Short exercise: List, from the lines below, each one with "reprezentarea" in it.

(Dataset entries)

** START **

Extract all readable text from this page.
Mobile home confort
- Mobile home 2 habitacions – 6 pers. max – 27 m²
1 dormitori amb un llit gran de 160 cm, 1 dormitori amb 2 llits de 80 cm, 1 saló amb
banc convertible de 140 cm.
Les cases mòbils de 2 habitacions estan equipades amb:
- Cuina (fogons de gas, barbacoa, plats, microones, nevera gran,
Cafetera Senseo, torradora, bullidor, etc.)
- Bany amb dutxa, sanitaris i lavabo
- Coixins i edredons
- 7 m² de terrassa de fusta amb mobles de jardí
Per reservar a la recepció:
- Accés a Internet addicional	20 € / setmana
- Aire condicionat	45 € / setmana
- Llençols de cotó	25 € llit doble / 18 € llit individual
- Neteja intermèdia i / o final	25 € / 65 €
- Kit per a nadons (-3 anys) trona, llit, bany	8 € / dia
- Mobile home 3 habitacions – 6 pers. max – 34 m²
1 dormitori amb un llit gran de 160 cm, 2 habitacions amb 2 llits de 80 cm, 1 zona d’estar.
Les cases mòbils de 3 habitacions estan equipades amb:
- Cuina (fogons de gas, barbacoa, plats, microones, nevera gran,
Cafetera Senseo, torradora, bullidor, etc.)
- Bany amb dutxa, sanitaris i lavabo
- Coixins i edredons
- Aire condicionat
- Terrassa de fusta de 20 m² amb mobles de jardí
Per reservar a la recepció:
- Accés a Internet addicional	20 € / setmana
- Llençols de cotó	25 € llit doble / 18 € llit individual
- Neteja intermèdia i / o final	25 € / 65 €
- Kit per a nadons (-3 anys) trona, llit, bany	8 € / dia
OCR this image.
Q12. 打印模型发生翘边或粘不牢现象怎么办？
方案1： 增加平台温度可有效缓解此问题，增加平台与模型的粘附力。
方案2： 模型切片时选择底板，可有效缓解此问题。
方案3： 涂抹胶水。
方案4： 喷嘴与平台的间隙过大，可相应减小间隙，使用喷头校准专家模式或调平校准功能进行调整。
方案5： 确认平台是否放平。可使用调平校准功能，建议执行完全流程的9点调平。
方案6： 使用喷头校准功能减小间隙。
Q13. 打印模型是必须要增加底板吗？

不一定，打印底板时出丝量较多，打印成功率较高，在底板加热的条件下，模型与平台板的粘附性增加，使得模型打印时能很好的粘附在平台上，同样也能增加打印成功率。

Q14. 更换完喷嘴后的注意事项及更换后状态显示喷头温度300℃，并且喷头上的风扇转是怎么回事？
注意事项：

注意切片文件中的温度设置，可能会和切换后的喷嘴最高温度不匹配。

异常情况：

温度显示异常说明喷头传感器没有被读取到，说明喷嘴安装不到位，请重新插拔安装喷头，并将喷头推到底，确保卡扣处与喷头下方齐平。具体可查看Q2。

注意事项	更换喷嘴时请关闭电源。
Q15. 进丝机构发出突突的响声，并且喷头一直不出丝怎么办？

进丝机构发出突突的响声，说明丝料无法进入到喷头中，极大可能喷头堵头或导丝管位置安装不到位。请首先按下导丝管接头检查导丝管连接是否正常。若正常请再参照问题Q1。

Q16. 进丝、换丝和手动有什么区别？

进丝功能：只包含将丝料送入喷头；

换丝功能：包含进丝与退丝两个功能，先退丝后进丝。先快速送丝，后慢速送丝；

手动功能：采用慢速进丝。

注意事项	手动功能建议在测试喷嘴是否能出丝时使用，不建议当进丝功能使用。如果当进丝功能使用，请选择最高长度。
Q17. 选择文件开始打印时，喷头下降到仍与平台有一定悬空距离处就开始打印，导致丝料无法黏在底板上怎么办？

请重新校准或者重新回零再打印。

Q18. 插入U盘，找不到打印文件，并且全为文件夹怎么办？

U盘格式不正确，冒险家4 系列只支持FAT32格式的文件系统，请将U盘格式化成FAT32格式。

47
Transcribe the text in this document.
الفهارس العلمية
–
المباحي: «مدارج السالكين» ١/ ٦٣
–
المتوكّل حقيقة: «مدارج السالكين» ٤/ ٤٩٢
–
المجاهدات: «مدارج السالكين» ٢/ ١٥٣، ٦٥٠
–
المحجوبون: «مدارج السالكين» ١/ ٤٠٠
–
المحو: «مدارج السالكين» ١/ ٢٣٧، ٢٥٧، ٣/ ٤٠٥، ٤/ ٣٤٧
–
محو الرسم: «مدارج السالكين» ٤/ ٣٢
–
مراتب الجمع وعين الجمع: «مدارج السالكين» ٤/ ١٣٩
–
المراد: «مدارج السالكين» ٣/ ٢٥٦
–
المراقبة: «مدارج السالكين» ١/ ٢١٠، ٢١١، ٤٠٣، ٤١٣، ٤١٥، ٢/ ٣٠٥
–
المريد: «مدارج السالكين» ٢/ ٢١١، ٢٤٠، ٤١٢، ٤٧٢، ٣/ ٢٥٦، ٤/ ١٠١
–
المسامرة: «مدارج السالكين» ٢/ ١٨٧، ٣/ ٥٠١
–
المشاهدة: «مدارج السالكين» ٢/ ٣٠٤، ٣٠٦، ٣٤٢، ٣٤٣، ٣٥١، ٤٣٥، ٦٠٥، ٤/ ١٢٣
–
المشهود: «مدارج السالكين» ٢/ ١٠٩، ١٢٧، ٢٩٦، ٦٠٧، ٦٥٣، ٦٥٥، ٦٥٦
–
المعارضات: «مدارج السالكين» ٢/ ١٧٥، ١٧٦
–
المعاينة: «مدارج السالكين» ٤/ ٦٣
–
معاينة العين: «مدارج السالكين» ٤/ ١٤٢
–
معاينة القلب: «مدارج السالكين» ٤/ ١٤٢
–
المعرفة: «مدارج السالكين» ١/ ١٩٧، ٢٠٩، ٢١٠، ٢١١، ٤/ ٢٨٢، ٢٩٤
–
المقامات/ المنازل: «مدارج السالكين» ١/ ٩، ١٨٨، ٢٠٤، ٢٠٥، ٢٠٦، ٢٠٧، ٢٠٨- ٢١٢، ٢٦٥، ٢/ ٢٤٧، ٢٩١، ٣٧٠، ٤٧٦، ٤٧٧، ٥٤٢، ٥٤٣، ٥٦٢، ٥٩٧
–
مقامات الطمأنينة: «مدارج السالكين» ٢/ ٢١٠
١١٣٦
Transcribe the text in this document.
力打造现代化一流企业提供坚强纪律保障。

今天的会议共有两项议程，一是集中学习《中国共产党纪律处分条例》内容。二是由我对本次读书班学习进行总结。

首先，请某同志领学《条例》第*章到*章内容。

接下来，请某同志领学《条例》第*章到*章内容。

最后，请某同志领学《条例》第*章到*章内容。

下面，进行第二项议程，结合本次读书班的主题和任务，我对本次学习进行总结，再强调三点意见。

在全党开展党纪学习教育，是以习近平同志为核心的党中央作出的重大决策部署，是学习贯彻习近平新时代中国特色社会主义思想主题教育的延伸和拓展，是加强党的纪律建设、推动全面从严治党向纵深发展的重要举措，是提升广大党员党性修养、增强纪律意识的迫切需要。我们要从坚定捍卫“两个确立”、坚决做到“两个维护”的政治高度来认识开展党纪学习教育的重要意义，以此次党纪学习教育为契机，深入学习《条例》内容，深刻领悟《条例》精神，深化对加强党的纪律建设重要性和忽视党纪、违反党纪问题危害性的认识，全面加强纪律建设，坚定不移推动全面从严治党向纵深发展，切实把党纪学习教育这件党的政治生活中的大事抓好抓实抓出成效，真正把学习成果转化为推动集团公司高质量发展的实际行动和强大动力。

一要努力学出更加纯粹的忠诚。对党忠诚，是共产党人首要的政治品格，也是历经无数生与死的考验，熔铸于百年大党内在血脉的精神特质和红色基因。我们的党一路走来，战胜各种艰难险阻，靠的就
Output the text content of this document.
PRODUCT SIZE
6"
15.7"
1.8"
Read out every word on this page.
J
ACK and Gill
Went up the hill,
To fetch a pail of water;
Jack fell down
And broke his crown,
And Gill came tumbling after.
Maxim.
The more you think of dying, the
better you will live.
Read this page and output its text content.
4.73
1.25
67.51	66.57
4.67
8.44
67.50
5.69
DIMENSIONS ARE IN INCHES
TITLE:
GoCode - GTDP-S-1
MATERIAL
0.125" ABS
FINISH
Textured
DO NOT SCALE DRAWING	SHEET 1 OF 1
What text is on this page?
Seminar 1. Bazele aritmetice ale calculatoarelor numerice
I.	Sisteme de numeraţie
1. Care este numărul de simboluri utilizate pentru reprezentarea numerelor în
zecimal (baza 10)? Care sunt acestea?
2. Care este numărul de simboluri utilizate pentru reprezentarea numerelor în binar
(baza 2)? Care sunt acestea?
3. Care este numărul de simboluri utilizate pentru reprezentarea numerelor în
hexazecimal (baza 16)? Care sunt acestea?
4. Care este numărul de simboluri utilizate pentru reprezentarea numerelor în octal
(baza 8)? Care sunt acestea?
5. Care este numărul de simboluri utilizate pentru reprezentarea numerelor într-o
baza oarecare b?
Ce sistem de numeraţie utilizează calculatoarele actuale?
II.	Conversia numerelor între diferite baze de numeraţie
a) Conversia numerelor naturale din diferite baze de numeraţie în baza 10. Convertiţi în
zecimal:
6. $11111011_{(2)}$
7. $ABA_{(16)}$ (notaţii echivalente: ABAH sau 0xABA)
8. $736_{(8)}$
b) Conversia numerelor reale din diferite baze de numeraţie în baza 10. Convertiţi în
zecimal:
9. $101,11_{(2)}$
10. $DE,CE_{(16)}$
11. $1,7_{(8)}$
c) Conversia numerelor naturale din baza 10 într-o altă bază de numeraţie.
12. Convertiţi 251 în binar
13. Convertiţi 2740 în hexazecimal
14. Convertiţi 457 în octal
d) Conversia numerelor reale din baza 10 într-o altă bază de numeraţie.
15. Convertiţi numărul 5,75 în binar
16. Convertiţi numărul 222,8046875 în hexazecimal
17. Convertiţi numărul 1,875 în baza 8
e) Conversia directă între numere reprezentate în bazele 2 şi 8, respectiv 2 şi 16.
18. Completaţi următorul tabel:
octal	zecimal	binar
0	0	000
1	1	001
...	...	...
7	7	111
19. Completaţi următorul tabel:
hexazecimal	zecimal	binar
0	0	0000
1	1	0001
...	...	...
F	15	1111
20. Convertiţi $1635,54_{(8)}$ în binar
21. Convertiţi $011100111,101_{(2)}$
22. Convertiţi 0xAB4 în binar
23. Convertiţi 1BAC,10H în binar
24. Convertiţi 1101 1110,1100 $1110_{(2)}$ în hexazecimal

** END **

Answer for this exercise:
1. Care este numărul de simboluri utilizate pentru reprezentarea numerelor în
2. Care este numărul de simboluri utilizate pentru reprezentarea numerelor în binar
3. Care este numărul de simboluri utilizate pentru reprezentarea numerelor în
4. Care este numărul de simboluri utilizate pentru reprezentarea numerelor în octal
5. Care este numărul de simboluri utilizate pentru reprezentarea numerelor într-o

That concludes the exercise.